Given exercise: Collect all lines containing the word "대손충당금" from the data.

Data records:
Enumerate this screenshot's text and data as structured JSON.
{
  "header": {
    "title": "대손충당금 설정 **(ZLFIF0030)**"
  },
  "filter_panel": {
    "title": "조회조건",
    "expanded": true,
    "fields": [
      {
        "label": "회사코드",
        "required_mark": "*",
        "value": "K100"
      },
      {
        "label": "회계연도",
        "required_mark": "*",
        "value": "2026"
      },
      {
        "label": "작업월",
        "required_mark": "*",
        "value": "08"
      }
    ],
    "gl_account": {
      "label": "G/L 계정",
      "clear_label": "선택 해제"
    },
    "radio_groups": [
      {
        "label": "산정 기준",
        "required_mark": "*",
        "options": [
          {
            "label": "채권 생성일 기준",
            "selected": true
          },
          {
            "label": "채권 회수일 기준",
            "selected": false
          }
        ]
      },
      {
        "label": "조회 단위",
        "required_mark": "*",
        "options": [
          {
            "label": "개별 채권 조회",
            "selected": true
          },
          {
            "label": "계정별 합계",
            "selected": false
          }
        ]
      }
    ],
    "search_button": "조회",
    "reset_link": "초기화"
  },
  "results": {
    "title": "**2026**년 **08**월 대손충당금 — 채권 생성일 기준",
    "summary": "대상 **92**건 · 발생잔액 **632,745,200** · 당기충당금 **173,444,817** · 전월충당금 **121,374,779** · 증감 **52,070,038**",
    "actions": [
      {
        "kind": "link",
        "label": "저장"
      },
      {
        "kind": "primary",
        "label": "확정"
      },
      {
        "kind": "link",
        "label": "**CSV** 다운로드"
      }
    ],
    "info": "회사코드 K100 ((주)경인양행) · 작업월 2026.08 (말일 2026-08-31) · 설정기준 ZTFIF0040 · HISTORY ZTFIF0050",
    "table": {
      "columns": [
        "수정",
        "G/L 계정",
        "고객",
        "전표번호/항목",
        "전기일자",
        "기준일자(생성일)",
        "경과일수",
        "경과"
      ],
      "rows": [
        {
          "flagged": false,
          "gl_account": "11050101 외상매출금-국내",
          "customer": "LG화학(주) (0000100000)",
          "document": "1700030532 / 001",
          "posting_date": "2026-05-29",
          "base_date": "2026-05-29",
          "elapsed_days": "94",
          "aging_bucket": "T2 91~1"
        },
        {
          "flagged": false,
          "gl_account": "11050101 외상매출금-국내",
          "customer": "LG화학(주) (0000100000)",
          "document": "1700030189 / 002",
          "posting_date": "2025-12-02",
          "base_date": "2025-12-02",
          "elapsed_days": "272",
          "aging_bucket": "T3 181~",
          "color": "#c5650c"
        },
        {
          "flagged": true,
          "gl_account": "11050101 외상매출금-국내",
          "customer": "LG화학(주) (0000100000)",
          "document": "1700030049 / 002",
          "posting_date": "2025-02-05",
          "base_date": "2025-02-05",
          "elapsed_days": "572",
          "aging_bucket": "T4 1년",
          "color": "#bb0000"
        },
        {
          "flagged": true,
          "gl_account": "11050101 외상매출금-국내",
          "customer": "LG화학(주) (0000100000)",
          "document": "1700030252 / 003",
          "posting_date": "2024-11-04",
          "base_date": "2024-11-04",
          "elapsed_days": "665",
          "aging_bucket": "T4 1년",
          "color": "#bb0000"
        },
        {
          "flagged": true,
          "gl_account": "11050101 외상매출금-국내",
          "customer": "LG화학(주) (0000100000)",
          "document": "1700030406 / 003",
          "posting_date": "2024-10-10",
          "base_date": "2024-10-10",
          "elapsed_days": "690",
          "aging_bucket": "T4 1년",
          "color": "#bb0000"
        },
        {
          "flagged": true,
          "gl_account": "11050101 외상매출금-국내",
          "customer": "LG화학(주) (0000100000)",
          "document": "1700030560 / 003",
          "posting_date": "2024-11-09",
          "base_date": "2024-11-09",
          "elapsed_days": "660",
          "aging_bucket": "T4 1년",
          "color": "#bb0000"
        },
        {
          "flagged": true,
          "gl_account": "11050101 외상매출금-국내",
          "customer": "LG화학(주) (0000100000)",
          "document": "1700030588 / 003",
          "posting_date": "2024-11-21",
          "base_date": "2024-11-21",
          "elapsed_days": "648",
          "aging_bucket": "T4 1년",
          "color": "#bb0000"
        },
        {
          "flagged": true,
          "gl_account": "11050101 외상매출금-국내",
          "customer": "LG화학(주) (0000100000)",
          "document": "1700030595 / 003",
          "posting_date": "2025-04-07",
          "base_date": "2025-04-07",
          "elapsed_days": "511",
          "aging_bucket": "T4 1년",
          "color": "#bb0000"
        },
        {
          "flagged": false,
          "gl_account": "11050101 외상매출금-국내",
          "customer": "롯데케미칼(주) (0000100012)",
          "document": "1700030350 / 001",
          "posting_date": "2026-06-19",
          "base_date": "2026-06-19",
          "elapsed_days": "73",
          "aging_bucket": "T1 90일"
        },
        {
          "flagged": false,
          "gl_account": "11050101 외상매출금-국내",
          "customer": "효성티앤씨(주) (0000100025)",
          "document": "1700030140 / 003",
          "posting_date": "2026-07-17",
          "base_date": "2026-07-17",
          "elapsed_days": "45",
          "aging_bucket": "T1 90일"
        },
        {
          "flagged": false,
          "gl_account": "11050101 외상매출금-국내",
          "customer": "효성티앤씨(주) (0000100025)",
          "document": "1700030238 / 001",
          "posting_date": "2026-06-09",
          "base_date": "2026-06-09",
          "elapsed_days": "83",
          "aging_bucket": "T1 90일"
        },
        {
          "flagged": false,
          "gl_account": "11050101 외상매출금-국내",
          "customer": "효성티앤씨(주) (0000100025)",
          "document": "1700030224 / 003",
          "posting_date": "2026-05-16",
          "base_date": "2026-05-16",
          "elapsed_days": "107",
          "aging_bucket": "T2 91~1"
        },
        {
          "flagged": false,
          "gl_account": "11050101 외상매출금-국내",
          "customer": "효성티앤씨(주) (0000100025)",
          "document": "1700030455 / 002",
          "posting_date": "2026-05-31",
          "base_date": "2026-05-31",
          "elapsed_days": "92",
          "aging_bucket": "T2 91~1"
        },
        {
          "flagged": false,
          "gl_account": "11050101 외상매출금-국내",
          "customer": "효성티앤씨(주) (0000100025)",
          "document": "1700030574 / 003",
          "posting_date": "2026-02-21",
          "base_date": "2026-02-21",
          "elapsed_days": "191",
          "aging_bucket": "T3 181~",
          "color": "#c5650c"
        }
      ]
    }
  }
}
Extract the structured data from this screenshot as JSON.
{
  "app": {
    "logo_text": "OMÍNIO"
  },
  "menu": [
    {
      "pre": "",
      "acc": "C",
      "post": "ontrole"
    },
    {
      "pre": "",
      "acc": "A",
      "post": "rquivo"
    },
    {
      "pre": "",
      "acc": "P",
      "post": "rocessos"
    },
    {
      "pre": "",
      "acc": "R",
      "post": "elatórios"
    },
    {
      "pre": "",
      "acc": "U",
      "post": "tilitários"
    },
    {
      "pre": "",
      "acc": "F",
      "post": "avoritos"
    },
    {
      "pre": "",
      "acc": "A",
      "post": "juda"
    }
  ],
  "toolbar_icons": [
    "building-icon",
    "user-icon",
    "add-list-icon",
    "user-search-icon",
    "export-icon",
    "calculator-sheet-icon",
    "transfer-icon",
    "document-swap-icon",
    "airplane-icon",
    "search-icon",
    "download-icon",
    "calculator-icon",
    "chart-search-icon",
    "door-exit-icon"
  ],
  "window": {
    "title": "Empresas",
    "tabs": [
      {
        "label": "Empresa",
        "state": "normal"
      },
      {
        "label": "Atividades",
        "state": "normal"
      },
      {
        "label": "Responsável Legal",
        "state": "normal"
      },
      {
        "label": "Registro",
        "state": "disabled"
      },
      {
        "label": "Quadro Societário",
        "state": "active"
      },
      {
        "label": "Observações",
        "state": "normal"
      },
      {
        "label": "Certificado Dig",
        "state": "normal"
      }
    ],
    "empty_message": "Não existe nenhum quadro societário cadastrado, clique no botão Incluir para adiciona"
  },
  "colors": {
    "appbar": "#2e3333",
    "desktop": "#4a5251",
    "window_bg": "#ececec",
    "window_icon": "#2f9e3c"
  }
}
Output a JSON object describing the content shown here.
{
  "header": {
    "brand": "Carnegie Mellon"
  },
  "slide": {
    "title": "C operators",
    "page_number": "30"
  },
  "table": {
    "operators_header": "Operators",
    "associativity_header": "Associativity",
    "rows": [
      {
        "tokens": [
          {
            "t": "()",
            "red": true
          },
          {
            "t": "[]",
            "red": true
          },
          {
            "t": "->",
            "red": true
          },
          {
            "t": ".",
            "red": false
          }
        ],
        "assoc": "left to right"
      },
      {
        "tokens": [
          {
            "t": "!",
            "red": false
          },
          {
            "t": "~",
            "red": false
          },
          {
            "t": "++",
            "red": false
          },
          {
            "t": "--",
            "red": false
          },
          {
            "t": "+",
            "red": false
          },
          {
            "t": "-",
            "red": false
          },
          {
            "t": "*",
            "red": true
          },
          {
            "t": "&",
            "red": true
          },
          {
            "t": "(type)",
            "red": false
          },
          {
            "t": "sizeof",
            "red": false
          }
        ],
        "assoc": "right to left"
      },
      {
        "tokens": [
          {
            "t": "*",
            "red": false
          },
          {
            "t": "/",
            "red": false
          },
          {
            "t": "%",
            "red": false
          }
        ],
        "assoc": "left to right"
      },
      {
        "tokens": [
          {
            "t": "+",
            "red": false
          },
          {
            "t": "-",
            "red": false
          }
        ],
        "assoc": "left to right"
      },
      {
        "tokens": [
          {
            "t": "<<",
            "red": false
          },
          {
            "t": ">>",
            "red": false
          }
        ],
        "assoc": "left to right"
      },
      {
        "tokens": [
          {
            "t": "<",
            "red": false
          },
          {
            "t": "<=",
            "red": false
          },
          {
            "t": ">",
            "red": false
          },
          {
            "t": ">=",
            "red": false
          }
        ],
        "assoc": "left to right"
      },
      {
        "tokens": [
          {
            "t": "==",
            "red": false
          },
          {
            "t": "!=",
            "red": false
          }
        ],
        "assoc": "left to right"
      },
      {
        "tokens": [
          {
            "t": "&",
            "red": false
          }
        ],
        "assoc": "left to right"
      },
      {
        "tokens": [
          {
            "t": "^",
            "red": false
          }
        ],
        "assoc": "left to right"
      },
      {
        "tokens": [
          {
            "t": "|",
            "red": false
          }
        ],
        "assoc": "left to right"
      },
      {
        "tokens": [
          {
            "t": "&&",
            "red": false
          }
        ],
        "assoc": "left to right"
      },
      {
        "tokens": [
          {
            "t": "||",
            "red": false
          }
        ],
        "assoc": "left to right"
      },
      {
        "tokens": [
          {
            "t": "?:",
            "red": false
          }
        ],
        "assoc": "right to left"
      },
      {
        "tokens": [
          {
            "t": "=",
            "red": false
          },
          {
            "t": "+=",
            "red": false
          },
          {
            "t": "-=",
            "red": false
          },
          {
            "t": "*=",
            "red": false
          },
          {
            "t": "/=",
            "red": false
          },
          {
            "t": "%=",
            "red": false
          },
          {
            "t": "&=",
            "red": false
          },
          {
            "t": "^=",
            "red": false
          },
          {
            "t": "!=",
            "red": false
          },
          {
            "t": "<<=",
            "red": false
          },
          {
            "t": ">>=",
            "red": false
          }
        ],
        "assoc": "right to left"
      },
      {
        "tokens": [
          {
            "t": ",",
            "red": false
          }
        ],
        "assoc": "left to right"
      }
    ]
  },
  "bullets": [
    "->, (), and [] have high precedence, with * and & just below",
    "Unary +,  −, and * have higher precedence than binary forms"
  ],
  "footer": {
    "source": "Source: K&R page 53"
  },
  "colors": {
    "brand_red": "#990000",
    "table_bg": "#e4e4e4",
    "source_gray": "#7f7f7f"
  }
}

Response:
    "title": "대손충당금 설정 **(ZLFIF0030)**"
    "title": "**2026**년 **08**월 대손충당금 — 채권 생성일 기준",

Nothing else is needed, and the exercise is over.